--- begin ---
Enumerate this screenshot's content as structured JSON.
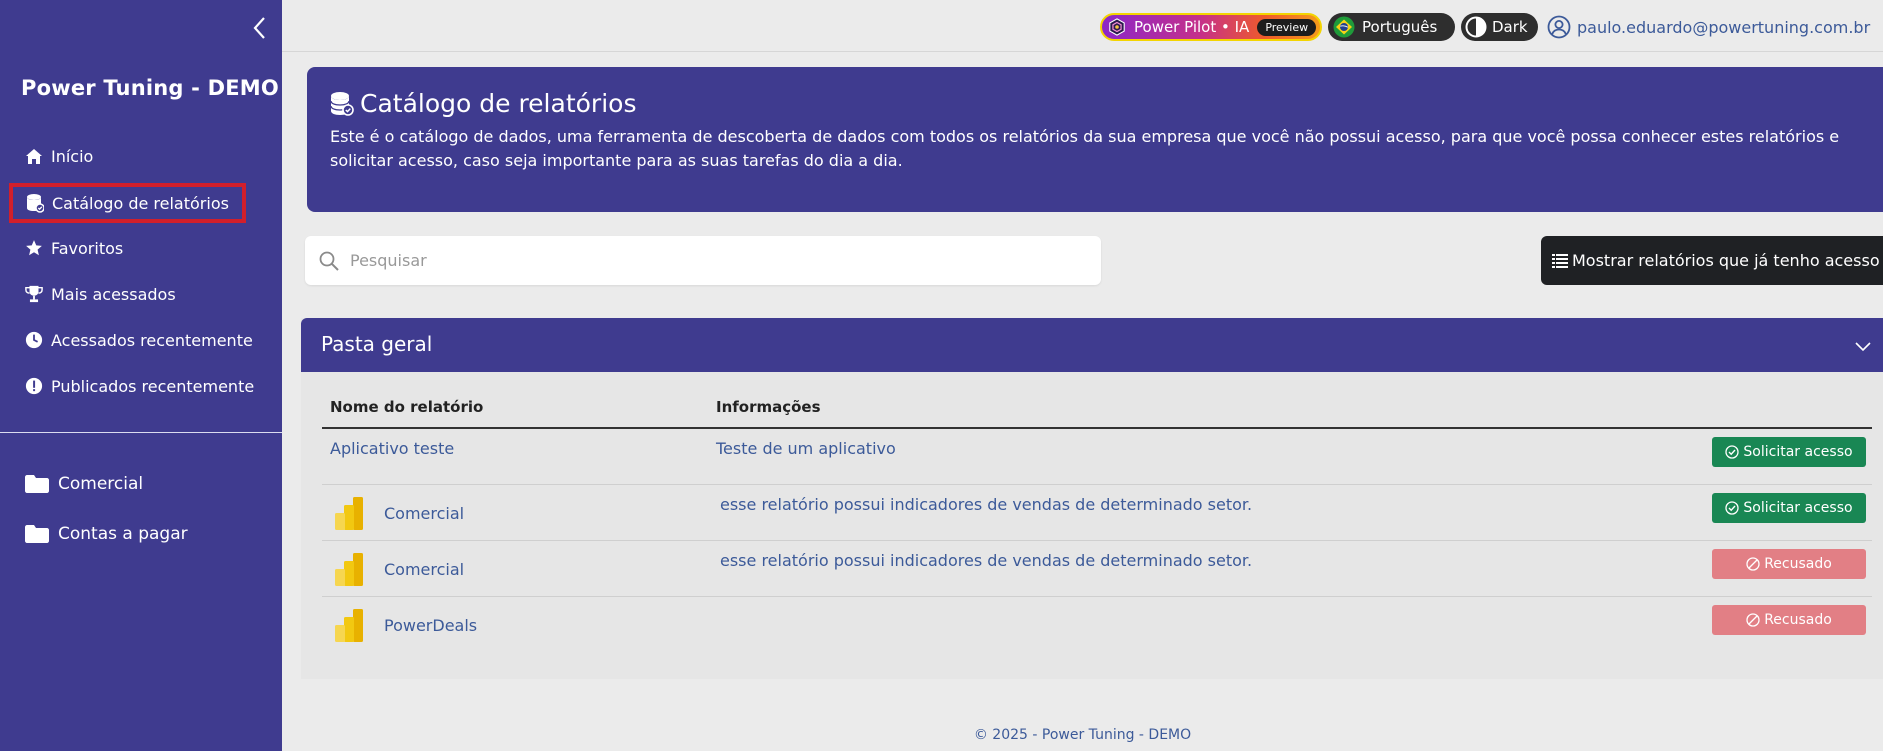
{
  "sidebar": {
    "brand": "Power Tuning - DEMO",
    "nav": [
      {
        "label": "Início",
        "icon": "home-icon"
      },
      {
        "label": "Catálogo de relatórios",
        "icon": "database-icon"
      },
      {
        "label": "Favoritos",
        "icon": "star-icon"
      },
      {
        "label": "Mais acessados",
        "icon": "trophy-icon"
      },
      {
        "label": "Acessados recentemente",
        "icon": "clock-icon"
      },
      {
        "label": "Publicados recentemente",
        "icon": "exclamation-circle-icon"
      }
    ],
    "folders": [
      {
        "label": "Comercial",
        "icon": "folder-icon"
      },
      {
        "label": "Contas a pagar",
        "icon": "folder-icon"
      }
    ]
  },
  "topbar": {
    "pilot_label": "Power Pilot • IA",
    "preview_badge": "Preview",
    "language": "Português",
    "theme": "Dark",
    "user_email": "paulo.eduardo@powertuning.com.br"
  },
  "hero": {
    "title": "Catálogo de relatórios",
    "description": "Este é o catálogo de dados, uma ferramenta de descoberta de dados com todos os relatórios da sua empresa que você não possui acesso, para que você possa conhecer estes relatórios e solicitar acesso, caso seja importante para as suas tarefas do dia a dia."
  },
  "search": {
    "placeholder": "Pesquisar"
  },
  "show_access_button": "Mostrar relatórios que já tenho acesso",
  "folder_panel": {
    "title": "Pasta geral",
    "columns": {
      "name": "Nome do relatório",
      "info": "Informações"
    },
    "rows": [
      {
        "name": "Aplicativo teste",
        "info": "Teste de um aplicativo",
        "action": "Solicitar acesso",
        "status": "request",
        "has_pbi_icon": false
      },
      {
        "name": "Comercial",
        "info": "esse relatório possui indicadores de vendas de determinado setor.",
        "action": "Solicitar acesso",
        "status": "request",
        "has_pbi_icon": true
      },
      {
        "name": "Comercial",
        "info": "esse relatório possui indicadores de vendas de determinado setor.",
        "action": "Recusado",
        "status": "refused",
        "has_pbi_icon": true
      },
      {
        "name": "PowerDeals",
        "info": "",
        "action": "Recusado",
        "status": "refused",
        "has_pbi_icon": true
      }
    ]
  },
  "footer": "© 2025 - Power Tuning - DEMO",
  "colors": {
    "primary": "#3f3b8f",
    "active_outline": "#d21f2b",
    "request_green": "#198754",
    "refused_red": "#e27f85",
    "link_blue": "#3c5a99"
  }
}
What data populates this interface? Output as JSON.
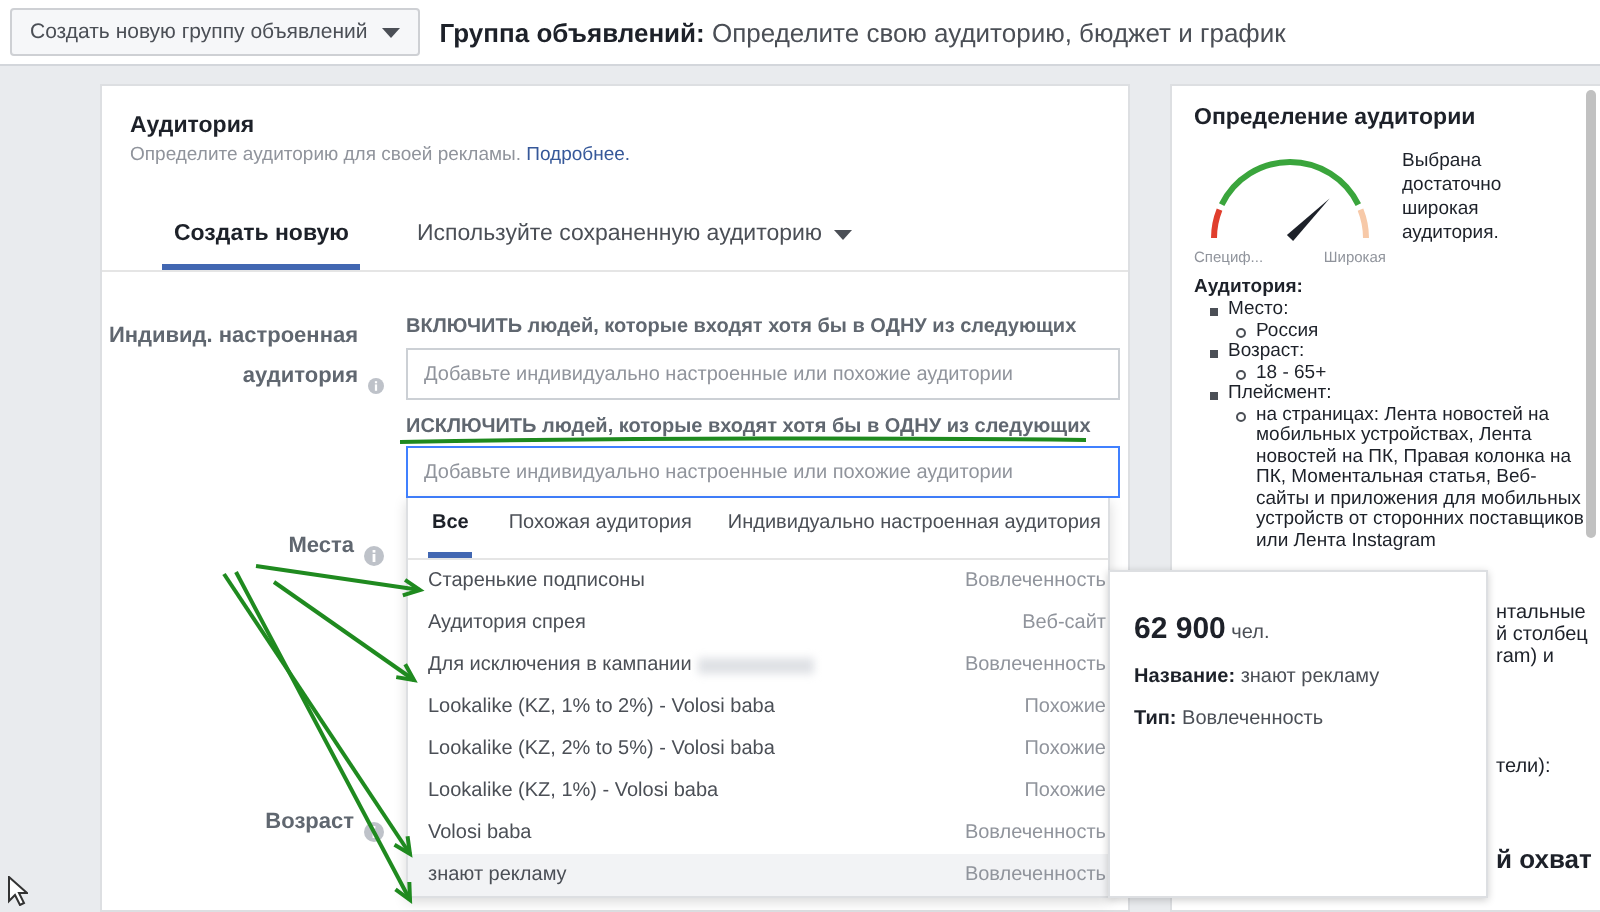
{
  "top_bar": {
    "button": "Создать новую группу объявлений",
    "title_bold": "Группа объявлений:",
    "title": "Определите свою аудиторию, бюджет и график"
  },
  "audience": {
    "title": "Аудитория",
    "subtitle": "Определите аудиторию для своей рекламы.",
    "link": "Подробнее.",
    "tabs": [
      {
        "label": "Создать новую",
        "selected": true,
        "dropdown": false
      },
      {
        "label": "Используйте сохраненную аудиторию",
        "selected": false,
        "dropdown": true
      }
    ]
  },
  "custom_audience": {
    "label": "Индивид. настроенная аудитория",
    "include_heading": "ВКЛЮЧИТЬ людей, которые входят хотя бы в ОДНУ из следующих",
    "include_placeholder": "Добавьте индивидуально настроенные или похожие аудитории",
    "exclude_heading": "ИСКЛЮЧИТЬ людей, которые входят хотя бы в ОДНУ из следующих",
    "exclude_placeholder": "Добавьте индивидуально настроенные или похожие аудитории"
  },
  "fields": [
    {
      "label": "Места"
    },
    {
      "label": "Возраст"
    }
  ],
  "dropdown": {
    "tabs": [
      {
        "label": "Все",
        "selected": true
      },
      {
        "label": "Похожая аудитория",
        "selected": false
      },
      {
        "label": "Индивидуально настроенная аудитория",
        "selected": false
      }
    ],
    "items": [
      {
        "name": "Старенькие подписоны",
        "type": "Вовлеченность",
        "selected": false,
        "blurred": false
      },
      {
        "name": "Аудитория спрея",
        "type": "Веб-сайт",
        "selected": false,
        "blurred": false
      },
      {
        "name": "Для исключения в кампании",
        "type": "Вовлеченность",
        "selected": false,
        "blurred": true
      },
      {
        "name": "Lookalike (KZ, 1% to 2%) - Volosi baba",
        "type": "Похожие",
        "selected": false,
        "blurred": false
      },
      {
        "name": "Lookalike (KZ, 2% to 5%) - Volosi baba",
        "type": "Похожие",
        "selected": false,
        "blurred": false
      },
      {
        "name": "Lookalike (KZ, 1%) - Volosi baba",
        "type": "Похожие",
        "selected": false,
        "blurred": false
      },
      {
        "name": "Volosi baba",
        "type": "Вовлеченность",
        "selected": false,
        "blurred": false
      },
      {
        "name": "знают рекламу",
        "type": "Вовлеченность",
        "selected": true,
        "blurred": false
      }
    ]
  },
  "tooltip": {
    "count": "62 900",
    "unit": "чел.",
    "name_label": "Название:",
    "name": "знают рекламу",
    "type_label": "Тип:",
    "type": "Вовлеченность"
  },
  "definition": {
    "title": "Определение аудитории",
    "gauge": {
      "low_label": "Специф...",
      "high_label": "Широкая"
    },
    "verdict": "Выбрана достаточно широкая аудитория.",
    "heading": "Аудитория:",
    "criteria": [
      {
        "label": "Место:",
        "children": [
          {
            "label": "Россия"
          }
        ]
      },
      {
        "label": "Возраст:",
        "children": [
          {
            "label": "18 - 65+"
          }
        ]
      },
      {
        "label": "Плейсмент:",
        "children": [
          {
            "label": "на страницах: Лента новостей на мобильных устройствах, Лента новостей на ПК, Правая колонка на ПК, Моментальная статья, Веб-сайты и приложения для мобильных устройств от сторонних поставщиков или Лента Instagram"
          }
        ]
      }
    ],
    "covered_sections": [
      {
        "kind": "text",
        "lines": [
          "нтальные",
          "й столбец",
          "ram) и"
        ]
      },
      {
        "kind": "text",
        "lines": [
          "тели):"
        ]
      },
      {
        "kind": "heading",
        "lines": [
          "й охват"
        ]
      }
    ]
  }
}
--- end ---
■ **TASK GOAL**:
Keep the pictures out of the copy and write out the data exactly as it stands.

■ **SOLUTION TO THIS EXERCISE**:
Enumerate this screenshot's content as structured JSON.
{
  "sidebar": {
    "brand": "Power Tuning - DEMO",
    "nav": [
      {
        "label": "Início",
        "icon": "home-icon"
      },
      {
        "label": "Catálogo de relatórios",
        "icon": "database-icon"
      },
      {
        "label": "Favoritos",
        "icon": "star-icon"
      },
      {
        "label": "Mais acessados",
        "icon": "trophy-icon"
      },
      {
        "label": "Acessados recentemente",
        "icon": "clock-icon"
      },
      {
        "label": "Publicados recentemente",
        "icon": "exclamation-circle-icon"
      }
    ],
    "folders": [
      {
        "label": "Comercial",
        "icon": "folder-icon"
      },
      {
        "label": "Contas a pagar",
        "icon": "folder-icon"
      }
    ]
  },
  "topbar": {
    "pilot_label": "Power Pilot • IA",
    "preview_badge": "Preview",
    "language": "Português",
    "theme": "Dark",
    "user_email": "paulo.eduardo@powertuning.com.br"
  },
  "hero": {
    "title": "Catálogo de relatórios",
    "description": "Este é o catálogo de dados, uma ferramenta de descoberta de dados com todos os relatórios da sua empresa que você não possui acesso, para que você possa conhecer estes relatórios e solicitar acesso, caso seja importante para as suas tarefas do dia a dia."
  },
  "search": {
    "placeholder": "Pesquisar"
  },
  "show_access_button": "Mostrar relatórios que já tenho acesso",
  "folder_panel": {
    "title": "Pasta geral",
    "columns": {
      "name": "Nome do relatório",
      "info": "Informações"
    },
    "rows": [
      {
        "name": "Aplicativo teste",
        "info": "Teste de um aplicativo",
        "action": "Solicitar acesso",
        "status": "request",
        "has_pbi_icon": false
      },
      {
        "name": "Comercial",
        "info": "esse relatório possui indicadores de vendas de determinado setor.",
        "action": "Solicitar acesso",
        "status": "request",
        "has_pbi_icon": true
      },
      {
        "name": "Comercial",
        "info": "esse relatório possui indicadores de vendas de determinado setor.",
        "action": "Recusado",
        "status": "refused",
        "has_pbi_icon": true
      },
      {
        "name": "PowerDeals",
        "info": "",
        "action": "Recusado",
        "status": "refused",
        "has_pbi_icon": true
      }
    ]
  },
  "footer": "© 2025 - Power Tuning - DEMO",
  "colors": {
    "primary": "#3f3b8f",
    "active_outline": "#d21f2b",
    "request_green": "#198754",
    "refused_red": "#e27f85",
    "link_blue": "#3c5a99"
  }
}
What data populates this interface? Output as JSON.
{
  "top_bar": {
    "button": "Создать новую группу объявлений",
    "title_bold": "Группа объявлений:",
    "title": "Определите свою аудиторию, бюджет и график"
  },
  "audience": {
    "title": "Аудитория",
    "subtitle": "Определите аудиторию для своей рекламы.",
    "link": "Подробнее.",
    "tabs": [
      {
        "label": "Создать новую",
        "selected": true,
        "dropdown": false
      },
      {
        "label": "Используйте сохраненную аудиторию",
        "selected": false,
        "dropdown": true
      }
    ]
  },
  "custom_audience": {
    "label": "Индивид. настроенная аудитория",
    "include_heading": "ВКЛЮЧИТЬ людей, которые входят хотя бы в ОДНУ из следующих",
    "include_placeholder": "Добавьте индивидуально настроенные или похожие аудитории",
    "exclude_heading": "ИСКЛЮЧИТЬ людей, которые входят хотя бы в ОДНУ из следующих",
    "exclude_placeholder": "Добавьте индивидуально настроенные или похожие аудитории"
  },
  "fields": [
    {
      "label": "Места"
    },
    {
      "label": "Возраст"
    }
  ],
  "dropdown": {
    "tabs": [
      {
        "label": "Все",
        "selected": true
      },
      {
        "label": "Похожая аудитория",
        "selected": false
      },
      {
        "label": "Индивидуально настроенная аудитория",
        "selected": false
      }
    ],
    "items": [
      {
        "name": "Старенькие подписоны",
        "type": "Вовлеченность",
        "selected": false,
        "blurred": false
      },
      {
        "name": "Аудитория спрея",
        "type": "Веб-сайт",
        "selected": false,
        "blurred": false
      },
      {
        "name": "Для исключения в кампании",
        "type": "Вовлеченность",
        "selected": false,
        "blurred": true
      },
      {
        "name": "Lookalike (KZ, 1% to 2%) - Volosi baba",
        "type": "Похожие",
        "selected": false,
        "blurred": false
      },
      {
        "name": "Lookalike (KZ, 2% to 5%) - Volosi baba",
        "type": "Похожие",
        "selected": false,
        "blurred": false
      },
      {
        "name": "Lookalike (KZ, 1%) - Volosi baba",
        "type": "Похожие",
        "selected": false,
        "blurred": false
      },
      {
        "name": "Volosi baba",
        "type": "Вовлеченность",
        "selected": false,
        "blurred": false
      },
      {
        "name": "знают рекламу",
        "type": "Вовлеченность",
        "selected": true,
        "blurred": false
      }
    ]
  },
  "tooltip": {
    "count": "62 900",
    "unit": "чел.",
    "name_label": "Название:",
    "name": "знают рекламу",
    "type_label": "Тип:",
    "type": "Вовлеченность"
  },
  "definition": {
    "title": "Определение аудитории",
    "gauge": {
      "low_label": "Специф...",
      "high_label": "Широкая"
    },
    "verdict": "Выбрана достаточно широкая аудитория.",
    "heading": "Аудитория:",
    "criteria": [
      {
        "label": "Место:",
        "children": [
          {
            "label": "Россия"
          }
        ]
      },
      {
        "label": "Возраст:",
        "children": [
          {
            "label": "18 - 65+"
          }
        ]
      },
      {
        "label": "Плейсмент:",
        "children": [
          {
            "label": "на страницах: Лента новостей на мобильных устройствах, Лента новостей на ПК, Правая колонка на ПК, Моментальная статья, Веб-сайты и приложения для мобильных устройств от сторонних поставщиков или Лента Instagram"
          }
        ]
      }
    ],
    "covered_sections": [
      {
        "kind": "text",
        "lines": [
          "нтальные",
          "й столбец",
          "ram) и"
        ]
      },
      {
        "kind": "text",
        "lines": [
          "тели):"
        ]
      },
      {
        "kind": "heading",
        "lines": [
          "й охват"
        ]
      }
    ]
  }
}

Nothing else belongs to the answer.